## Data lines
----

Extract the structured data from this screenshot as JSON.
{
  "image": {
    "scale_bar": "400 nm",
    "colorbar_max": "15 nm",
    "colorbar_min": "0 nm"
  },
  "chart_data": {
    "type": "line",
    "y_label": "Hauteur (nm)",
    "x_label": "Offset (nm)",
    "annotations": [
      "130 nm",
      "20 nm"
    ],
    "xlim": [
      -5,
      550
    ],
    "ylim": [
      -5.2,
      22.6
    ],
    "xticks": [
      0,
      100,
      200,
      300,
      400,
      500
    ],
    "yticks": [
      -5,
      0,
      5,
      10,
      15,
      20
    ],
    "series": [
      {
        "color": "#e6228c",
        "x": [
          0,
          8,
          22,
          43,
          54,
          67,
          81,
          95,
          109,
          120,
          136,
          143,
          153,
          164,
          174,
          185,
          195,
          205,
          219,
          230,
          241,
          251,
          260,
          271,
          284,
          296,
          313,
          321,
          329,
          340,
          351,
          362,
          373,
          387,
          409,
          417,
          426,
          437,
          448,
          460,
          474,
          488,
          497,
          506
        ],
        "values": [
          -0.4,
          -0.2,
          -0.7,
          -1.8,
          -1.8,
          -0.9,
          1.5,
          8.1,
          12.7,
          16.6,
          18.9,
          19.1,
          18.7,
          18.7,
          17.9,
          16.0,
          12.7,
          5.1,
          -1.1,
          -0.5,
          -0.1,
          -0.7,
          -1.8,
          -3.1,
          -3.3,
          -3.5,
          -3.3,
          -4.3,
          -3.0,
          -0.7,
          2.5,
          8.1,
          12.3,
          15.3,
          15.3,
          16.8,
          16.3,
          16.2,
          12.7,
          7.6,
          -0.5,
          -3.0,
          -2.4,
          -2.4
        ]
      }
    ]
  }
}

----

## The request
Make an exact copy of the records.

## Written reply
Extract the structured data from this screenshot as JSON.
{
  "image": {
    "scale_bar": "400 nm",
    "colorbar_max": "15 nm",
    "colorbar_min": "0 nm"
  },
  "chart_data": {
    "type": "line",
    "y_label": "Hauteur (nm)",
    "x_label": "Offset (nm)",
    "annotations": [
      "130 nm",
      "20 nm"
    ],
    "xlim": [
      -5,
      550
    ],
    "ylim": [
      -5.2,
      22.6
    ],
    "xticks": [
      0,
      100,
      200,
      300,
      400,
      500
    ],
    "yticks": [
      -5,
      0,
      5,
      10,
      15,
      20
    ],
    "series": [
      {
        "color": "#e6228c",
        "x": [
          0,
          8,
          22,
          43,
          54,
          67,
          81,
          95,
          109,
          120,
          136,
          143,
          153,
          164,
          174,
          185,
          195,
          205,
          219,
          230,
          241,
          251,
          260,
          271,
          284,
          296,
          313,
          321,
          329,
          340,
          351,
          362,
          373,
          387,
          409,
          417,
          426,
          437,
          448,
          460,
          474,
          488,
          497,
          506
        ],
        "values": [
          -0.4,
          -0.2,
          -0.7,
          -1.8,
          -1.8,
          -0.9,
          1.5,
          8.1,
          12.7,
          16.6,
          18.9,
          19.1,
          18.7,
          18.7,
          17.9,
          16.0,
          12.7,
          5.1,
          -1.1,
          -0.5,
          -0.1,
          -0.7,
          -1.8,
          -3.1,
          -3.3,
          -3.5,
          -3.3,
          -4.3,
          -3.0,
          -0.7,
          2.5,
          8.1,
          12.3,
          15.3,
          15.3,
          16.8,
          16.3,
          16.2,
          12.7,
          7.6,
          -0.5,
          -3.0,
          -2.4,
          -2.4
        ]
      }
    ]
  }
}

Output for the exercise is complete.